WHAT YOU SHOULD DO — Scan the material and copy every line in which "this" appears.

--- Start of PROVIDED INFORMATION ---

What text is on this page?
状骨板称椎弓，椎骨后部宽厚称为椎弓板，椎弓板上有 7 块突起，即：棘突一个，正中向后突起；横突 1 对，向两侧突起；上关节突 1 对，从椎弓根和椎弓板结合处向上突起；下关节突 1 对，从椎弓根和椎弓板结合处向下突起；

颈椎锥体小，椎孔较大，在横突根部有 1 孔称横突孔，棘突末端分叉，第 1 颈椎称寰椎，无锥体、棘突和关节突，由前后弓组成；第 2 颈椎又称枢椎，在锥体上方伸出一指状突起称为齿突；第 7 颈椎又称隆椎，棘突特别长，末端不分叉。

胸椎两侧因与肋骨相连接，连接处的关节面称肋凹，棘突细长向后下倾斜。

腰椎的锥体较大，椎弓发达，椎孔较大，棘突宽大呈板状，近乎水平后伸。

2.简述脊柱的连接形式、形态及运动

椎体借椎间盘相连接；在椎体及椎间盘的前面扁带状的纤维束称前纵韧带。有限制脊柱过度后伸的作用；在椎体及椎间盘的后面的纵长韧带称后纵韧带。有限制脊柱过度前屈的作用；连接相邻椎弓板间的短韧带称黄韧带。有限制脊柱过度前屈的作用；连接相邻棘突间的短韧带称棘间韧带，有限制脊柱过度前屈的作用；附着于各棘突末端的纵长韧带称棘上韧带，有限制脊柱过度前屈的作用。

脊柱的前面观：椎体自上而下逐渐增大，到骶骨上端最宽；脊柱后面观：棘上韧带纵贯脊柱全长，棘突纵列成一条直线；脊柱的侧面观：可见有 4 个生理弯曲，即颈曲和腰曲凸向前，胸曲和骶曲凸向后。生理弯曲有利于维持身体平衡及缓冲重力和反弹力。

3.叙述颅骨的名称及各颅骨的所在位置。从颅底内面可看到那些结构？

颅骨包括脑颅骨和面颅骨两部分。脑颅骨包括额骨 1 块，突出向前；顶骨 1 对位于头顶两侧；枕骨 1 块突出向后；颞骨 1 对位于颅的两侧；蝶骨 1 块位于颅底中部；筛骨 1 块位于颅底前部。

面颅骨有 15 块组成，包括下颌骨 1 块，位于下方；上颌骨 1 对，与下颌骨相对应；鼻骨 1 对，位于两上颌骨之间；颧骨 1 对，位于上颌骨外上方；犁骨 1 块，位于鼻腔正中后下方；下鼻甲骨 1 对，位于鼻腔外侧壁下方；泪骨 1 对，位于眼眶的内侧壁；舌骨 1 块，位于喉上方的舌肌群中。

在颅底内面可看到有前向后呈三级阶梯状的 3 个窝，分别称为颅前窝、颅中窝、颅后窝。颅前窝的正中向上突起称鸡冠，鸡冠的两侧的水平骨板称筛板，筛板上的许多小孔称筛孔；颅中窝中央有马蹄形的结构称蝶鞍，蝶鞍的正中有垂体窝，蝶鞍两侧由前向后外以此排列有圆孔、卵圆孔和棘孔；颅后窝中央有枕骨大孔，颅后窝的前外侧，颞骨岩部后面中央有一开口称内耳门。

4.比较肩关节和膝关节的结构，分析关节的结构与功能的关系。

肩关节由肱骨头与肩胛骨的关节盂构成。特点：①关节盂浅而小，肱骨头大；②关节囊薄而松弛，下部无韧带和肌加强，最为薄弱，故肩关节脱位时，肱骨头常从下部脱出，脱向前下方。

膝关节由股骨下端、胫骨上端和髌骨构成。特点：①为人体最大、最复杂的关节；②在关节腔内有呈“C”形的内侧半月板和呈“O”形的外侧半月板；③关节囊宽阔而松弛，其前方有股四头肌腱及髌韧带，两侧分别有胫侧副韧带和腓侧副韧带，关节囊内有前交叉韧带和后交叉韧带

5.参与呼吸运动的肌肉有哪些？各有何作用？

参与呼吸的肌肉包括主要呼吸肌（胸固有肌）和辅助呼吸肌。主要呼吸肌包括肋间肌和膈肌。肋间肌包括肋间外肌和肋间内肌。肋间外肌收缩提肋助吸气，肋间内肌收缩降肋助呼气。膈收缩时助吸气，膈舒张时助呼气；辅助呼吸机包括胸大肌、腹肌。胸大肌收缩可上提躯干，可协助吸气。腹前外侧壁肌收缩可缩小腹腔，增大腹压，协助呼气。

--- End of PROVIDED INFORMATION ---
--- Start of PROVIDED INFORMATION ---

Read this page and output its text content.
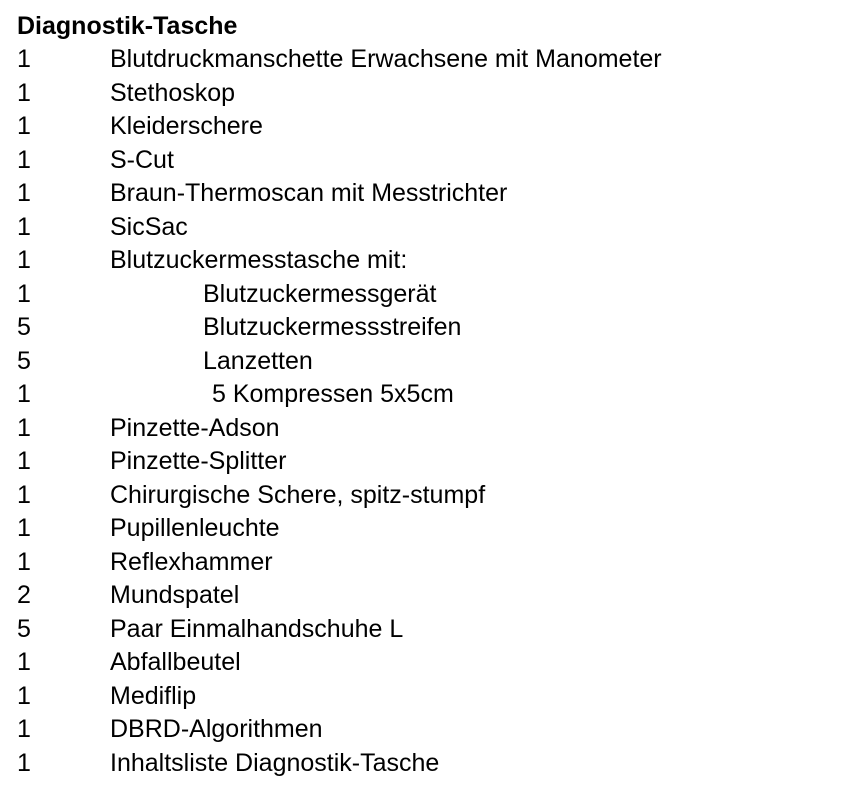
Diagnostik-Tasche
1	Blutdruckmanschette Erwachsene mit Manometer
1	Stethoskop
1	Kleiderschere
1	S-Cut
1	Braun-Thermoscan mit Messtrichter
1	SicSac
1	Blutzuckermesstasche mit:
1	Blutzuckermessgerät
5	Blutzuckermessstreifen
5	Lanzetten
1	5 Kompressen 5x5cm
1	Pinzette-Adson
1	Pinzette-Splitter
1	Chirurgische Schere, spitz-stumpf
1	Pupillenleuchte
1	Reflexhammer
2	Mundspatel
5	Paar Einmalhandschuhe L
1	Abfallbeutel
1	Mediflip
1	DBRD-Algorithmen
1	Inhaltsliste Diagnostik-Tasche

--- End of PROVIDED INFORMATION ---

SOLUTION TO THE PROBLEM —
What text is on this page?
Read this page and output its text content.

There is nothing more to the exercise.